As an exercise in exact copying, transcribe the lines below from the one holding "Give me the" through the last, with both ends included and pictures left out.
— Begin RECORDS PROVIDED —
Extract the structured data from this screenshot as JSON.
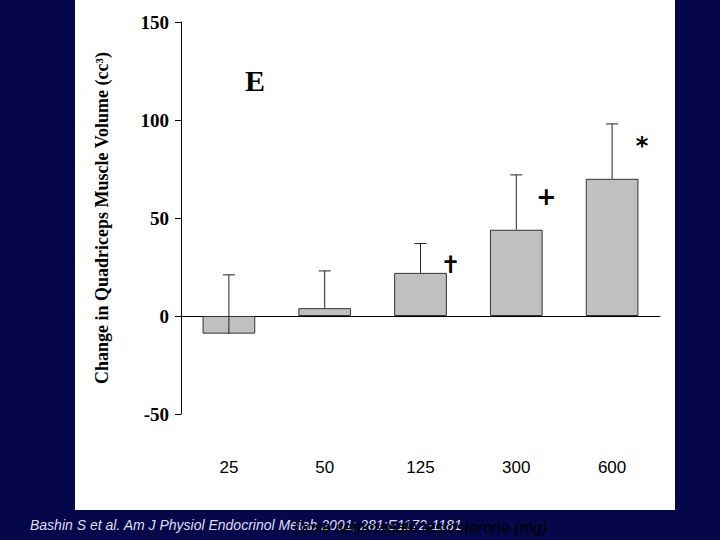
{
  "chart_data": {
    "type": "bar",
    "title": "E",
    "categories": [
      "25",
      "50",
      "125",
      "300",
      "600"
    ],
    "values": [
      -9,
      4,
      22,
      44,
      70
    ],
    "errors": [
      30,
      19,
      15,
      28,
      28
    ],
    "color": "#c0c0c0",
    "ylim": [
      -50,
      150
    ],
    "yticks": [
      -50,
      0,
      50,
      100,
      150
    ],
    "y_label": "Change in Quadriceps Muscle Volume (cc³)",
    "x_label": "Dose settimanale testosterone (mg)",
    "annotations": [
      {
        "category": "125",
        "text": "✝"
      },
      {
        "category": "300",
        "text": "+"
      },
      {
        "category": "600",
        "text": "*"
      }
    ],
    "source": "Bashin S et al. Am J Physiol Endocrinol Metab 2001; 281:E1172-1181",
    "grid": false
  }
}
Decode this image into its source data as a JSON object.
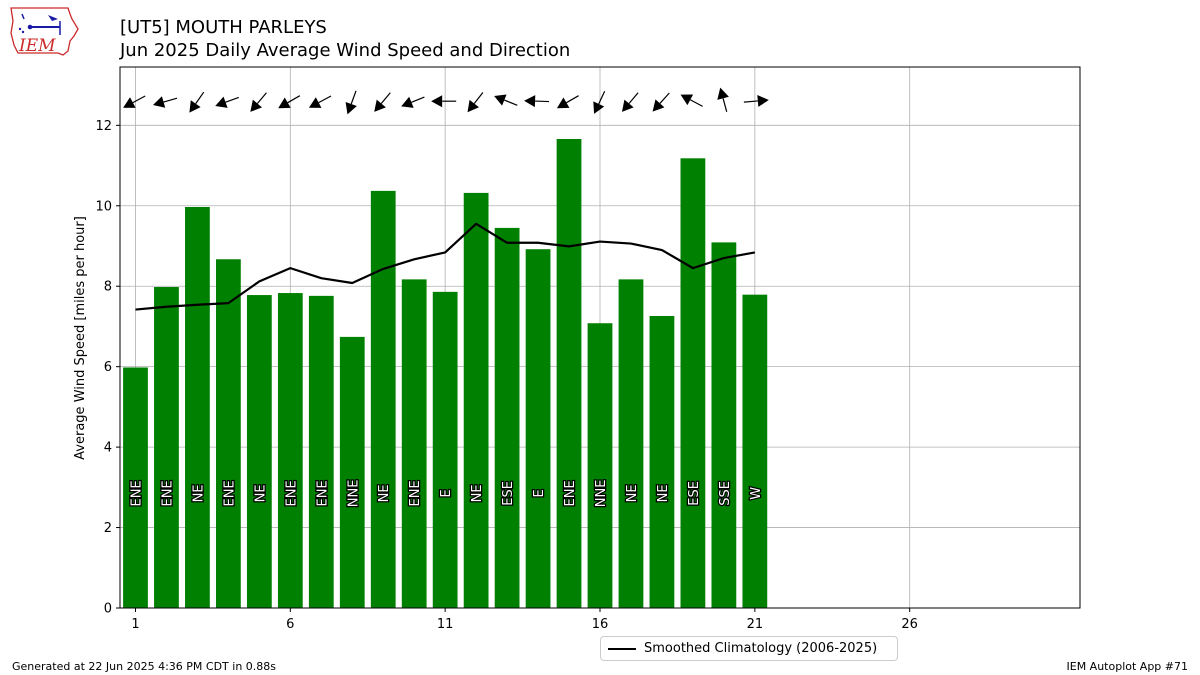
{
  "header": {
    "title": "[UT5] MOUTH PARLEYS",
    "subtitle": "Jun 2025 Daily Average Wind Speed and Direction",
    "logo_text": "IEM"
  },
  "footer": {
    "generated": "Generated at 22 Jun 2025 4:36 PM CDT in 0.88s",
    "app": "IEM Autoplot App #71"
  },
  "chart_data": {
    "type": "bar",
    "ylabel": "Average Wind Speed [miles per hour]",
    "xlabel": "",
    "xlim": [
      0.5,
      31.5
    ],
    "ylim": [
      0,
      13.45
    ],
    "xticks": [
      1,
      6,
      11,
      16,
      21,
      26
    ],
    "yticks": [
      0,
      2,
      4,
      6,
      8,
      10,
      12
    ],
    "grid": true,
    "legend_position": "bottom-center",
    "bar_color": "#008000",
    "days": [
      1,
      2,
      3,
      4,
      5,
      6,
      7,
      8,
      9,
      10,
      11,
      12,
      13,
      14,
      15,
      16,
      17,
      18,
      19,
      20,
      21
    ],
    "speed": [
      5.98,
      7.98,
      9.97,
      8.67,
      7.78,
      7.83,
      7.76,
      6.74,
      10.37,
      8.17,
      7.86,
      10.32,
      9.45,
      8.92,
      11.66,
      7.08,
      8.17,
      7.26,
      11.18,
      9.09,
      7.79
    ],
    "direction_labels": [
      "ENE",
      "ENE",
      "NE",
      "ENE",
      "NE",
      "ENE",
      "ENE",
      "NNE",
      "NE",
      "ENE",
      "E",
      "NE",
      "ESE",
      "E",
      "ENE",
      "NNE",
      "NE",
      "NE",
      "ESE",
      "SSE",
      "W"
    ],
    "direction_degrees": [
      62,
      74,
      35,
      70,
      40,
      60,
      62,
      20,
      40,
      68,
      90,
      38,
      112,
      92,
      60,
      25,
      40,
      42,
      118,
      165,
      265
    ],
    "series": [
      {
        "name": "Smoothed Climatology (2006-2025)",
        "values": [
          7.42,
          7.49,
          7.54,
          7.58,
          8.12,
          8.45,
          8.2,
          8.08,
          8.43,
          8.67,
          8.84,
          9.55,
          9.08,
          9.08,
          8.99,
          9.11,
          9.06,
          8.9,
          8.45,
          8.7,
          8.84
        ]
      }
    ]
  }
}
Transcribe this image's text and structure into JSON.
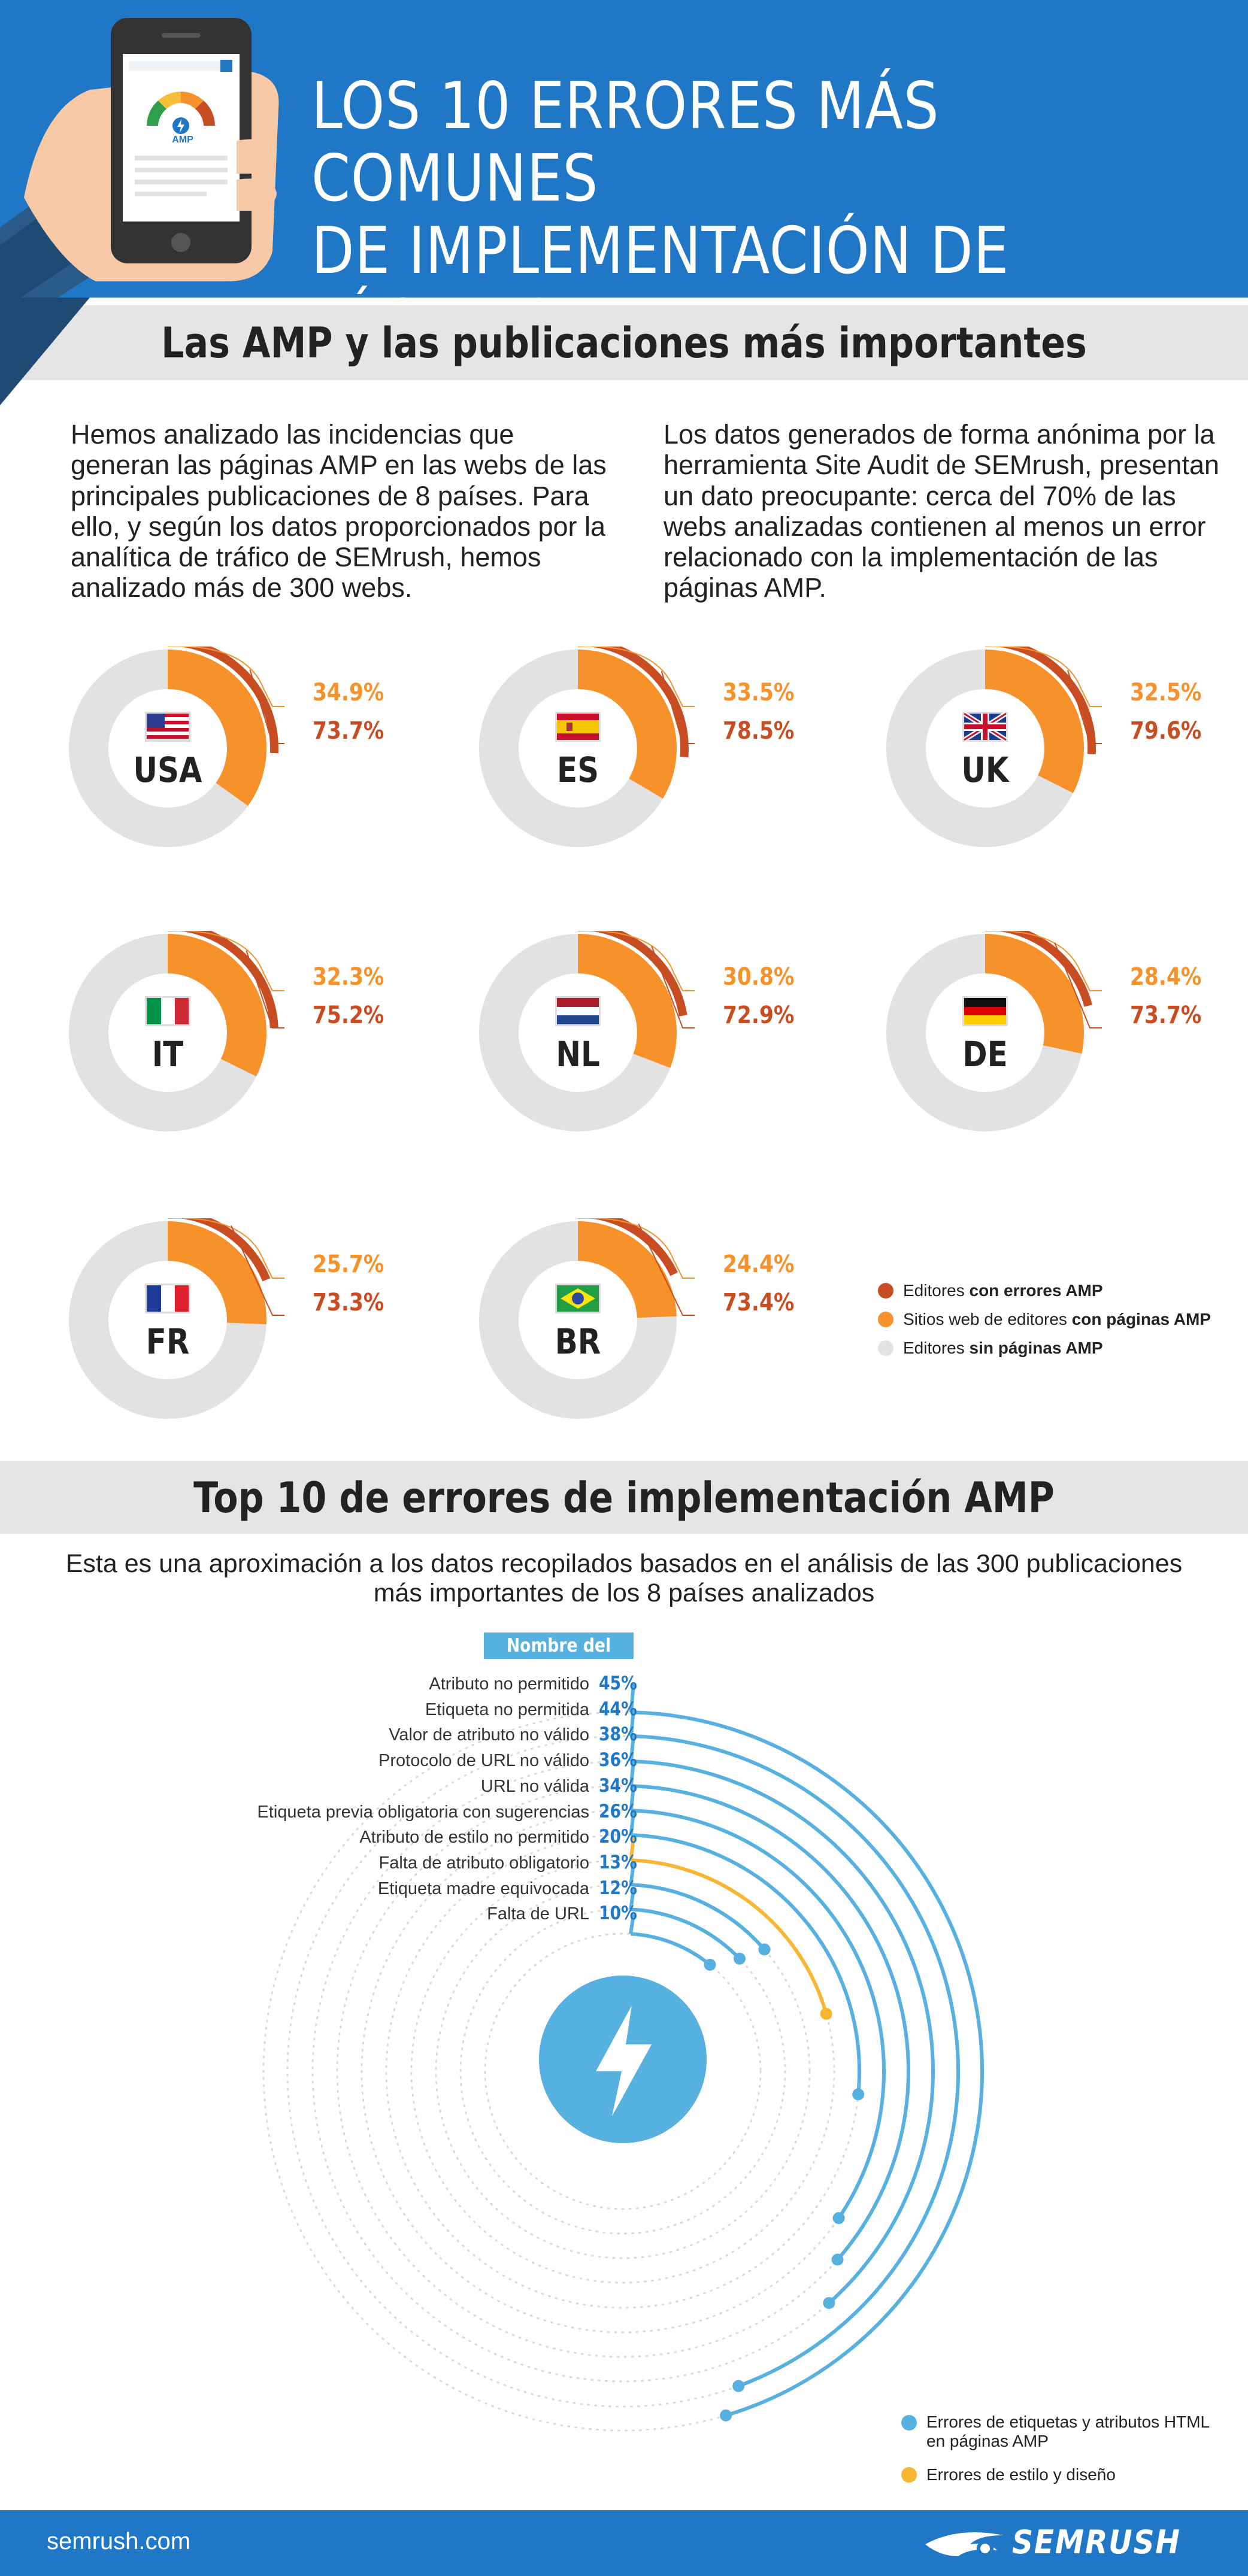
{
  "header": {
    "title_line1": "LOS 10 ERRORES MÁS COMUNES",
    "title_line2": "DE IMPLEMENTACIÓN DE PÁGINAS AMP",
    "phone_label": "AMP"
  },
  "section1": {
    "title": "Las AMP y las publicaciones más importantes",
    "intro_left": "Hemos analizado las incidencias que generan las páginas AMP en las webs de las principales publicaciones de 8 países. Para ello, y según los datos proporcionados por la analítica de tráfico de SEMrush, hemos analizado más de 300 webs.",
    "intro_right": "Los datos generados de forma anónima por la herramienta Site Audit de SEMrush, presentan un dato preocupante: cerca del 70% de las webs analizadas contienen al menos un error relacionado con la implementación de las páginas AMP."
  },
  "legend1": [
    {
      "prefix": "Editores ",
      "bold": "con errores AMP",
      "color": "#c94d22"
    },
    {
      "prefix": "Sitios web de editores ",
      "bold": "con páginas AMP",
      "color": "#f7922a"
    },
    {
      "prefix": "Editores ",
      "bold": "sin páginas AMP",
      "color": "#e2e2e2"
    }
  ],
  "section2": {
    "title": "Top 10 de errores de implementación AMP",
    "intro": "Esta es una aproximación a los datos recopilados basados en el análisis de las 300 publicaciones más importantes de los 8 países analizados",
    "column_header": "Nombre del error"
  },
  "legend2": [
    {
      "label": "Errores de etiquetas y atributos HTML en páginas AMP",
      "color": "#56b0e0"
    },
    {
      "label": "Errores de estilo y diseño",
      "color": "#f7b733"
    }
  ],
  "footer": {
    "domain": "semrush.com",
    "brand": "SEMRUSH"
  },
  "colors": {
    "blue": "#1f77c6",
    "orange": "#f7922a",
    "dark_orange": "#c94d22",
    "grey": "#e2e2e2",
    "light_blue": "#56b0e0",
    "yellow": "#f7b733"
  },
  "chart_data": [
    {
      "type": "pie",
      "title": "",
      "categories": [
        "USA",
        "ES",
        "UK",
        "IT",
        "NL",
        "DE",
        "FR",
        "BR"
      ],
      "series": [
        {
          "name": "Sitios web de editores con páginas AMP",
          "values": [
            34.9,
            33.5,
            32.5,
            32.3,
            30.8,
            28.4,
            25.7,
            24.4
          ],
          "display": [
            "34.9%",
            "33.5%",
            "32.5%",
            "32.3%",
            "30.8%",
            "28.4%",
            "25.7%",
            "24.4%"
          ]
        },
        {
          "name": "Editores con errores AMP",
          "values": [
            73.7,
            78.5,
            79.6,
            75.2,
            72.9,
            73.7,
            73.3,
            73.4
          ],
          "display": [
            "73.7%",
            "78.5%",
            "79.6%",
            "75.2%",
            "72.9%",
            "73.7%",
            "73.3%",
            "73.4%"
          ]
        }
      ]
    },
    {
      "type": "bar",
      "title": "Top 10 de errores de implementación AMP",
      "categories": [
        "Atributo no permitido",
        "Etiqueta no permitida",
        "Valor de atributo no válido",
        "Protocolo de URL no válido",
        "URL no válida",
        "Etiqueta previa obligatoria con sugerencias",
        "Atributo de estilo no permitido",
        "Falta de atributo obligatorio",
        "Etiqueta madre equivocada",
        "Falta de URL"
      ],
      "values": [
        45,
        44,
        38,
        36,
        34,
        26,
        20,
        13,
        12,
        10
      ],
      "labels": [
        "45%",
        "44%",
        "38%",
        "36%",
        "34%",
        "26%",
        "20%",
        "13%",
        "12%",
        "10%"
      ],
      "series_type": [
        "html",
        "html",
        "html",
        "html",
        "html",
        "html",
        "style",
        "html",
        "html",
        "html"
      ],
      "ylim": [
        0,
        100
      ]
    }
  ]
}
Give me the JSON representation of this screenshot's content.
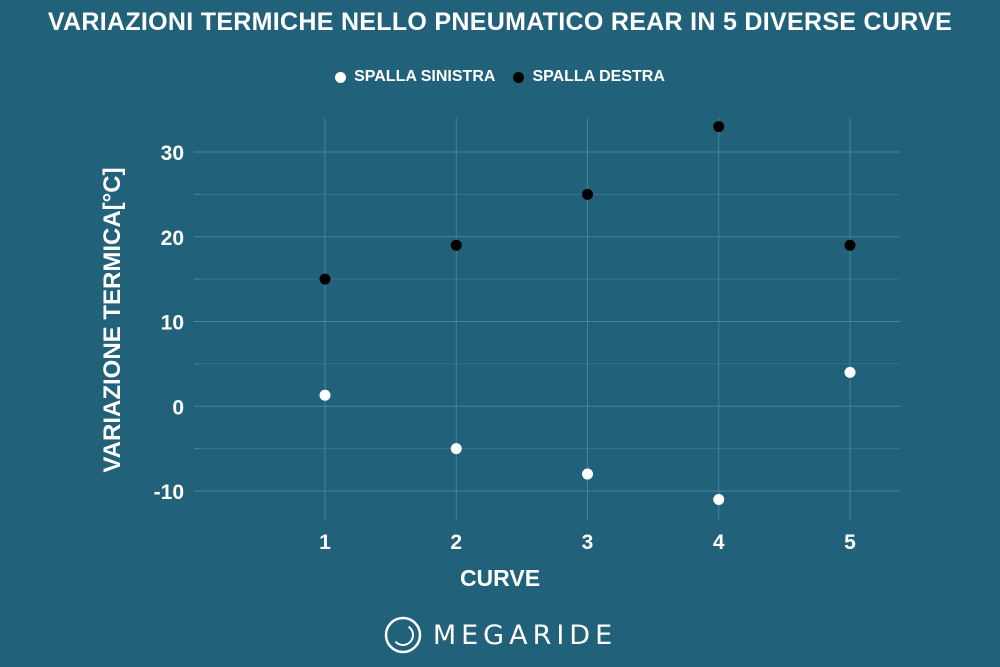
{
  "chart_data": {
    "type": "scatter",
    "title": "VARIAZIONI TERMICHE NELLO PNEUMATICO REAR IN 5 DIVERSE CURVE",
    "xlabel": "CURVE",
    "ylabel": "VARIAZIONE TERMICA[°C]",
    "x": [
      1,
      2,
      3,
      4,
      5
    ],
    "x_ticks": [
      "1",
      "2",
      "3",
      "4",
      "5"
    ],
    "y_ticks": [
      "30",
      "20",
      "10",
      "0",
      "-10"
    ],
    "y_tick_values": [
      30,
      20,
      10,
      0,
      -10
    ],
    "xlim": [
      0,
      5.4
    ],
    "ylim": [
      -11,
      34
    ],
    "grid": true,
    "legend_position": "top-center",
    "series": [
      {
        "name": "SPALLA SINISTRA",
        "color": "#ffffff",
        "values": [
          1.3,
          -5,
          -8,
          -11,
          4
        ]
      },
      {
        "name": "SPALLA DESTRA",
        "color": "#000000",
        "values": [
          15,
          19,
          25,
          33,
          19
        ]
      }
    ]
  },
  "branding": {
    "logo_text": "MEGARIDE",
    "logo_icon": "megaride-ring-icon"
  },
  "colors": {
    "background": "#22617a",
    "grid": "#4a86a0",
    "text": "#ffffff"
  }
}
— End RECORDS PROVIDED —
■ EXPECTED ANSWER ■
Give me the JSON representation of this screenshot's content.
{
  "chart_data": {
    "type": "scatter",
    "title": "VARIAZIONI TERMICHE NELLO PNEUMATICO REAR IN 5 DIVERSE CURVE",
    "xlabel": "CURVE",
    "ylabel": "VARIAZIONE TERMICA[°C]",
    "x": [
      1,
      2,
      3,
      4,
      5
    ],
    "x_ticks": [
      "1",
      "2",
      "3",
      "4",
      "5"
    ],
    "y_ticks": [
      "30",
      "20",
      "10",
      "0",
      "-10"
    ],
    "y_tick_values": [
      30,
      20,
      10,
      0,
      -10
    ],
    "xlim": [
      0,
      5.4
    ],
    "ylim": [
      -11,
      34
    ],
    "grid": true,
    "legend_position": "top-center",
    "series": [
      {
        "name": "SPALLA SINISTRA",
        "color": "#ffffff",
        "values": [
          1.3,
          -5,
          -8,
          -11,
          4
        ]
      },
      {
        "name": "SPALLA DESTRA",
        "color": "#000000",
        "values": [
          15,
          19,
          25,
          33,
          19
        ]
      }
    ]
  },
  "branding": {
    "logo_text": "MEGARIDE",
    "logo_icon": "megaride-ring-icon"
  },
  "colors": {
    "background": "#22617a",
    "grid": "#4a86a0",
    "text": "#ffffff"
  }
}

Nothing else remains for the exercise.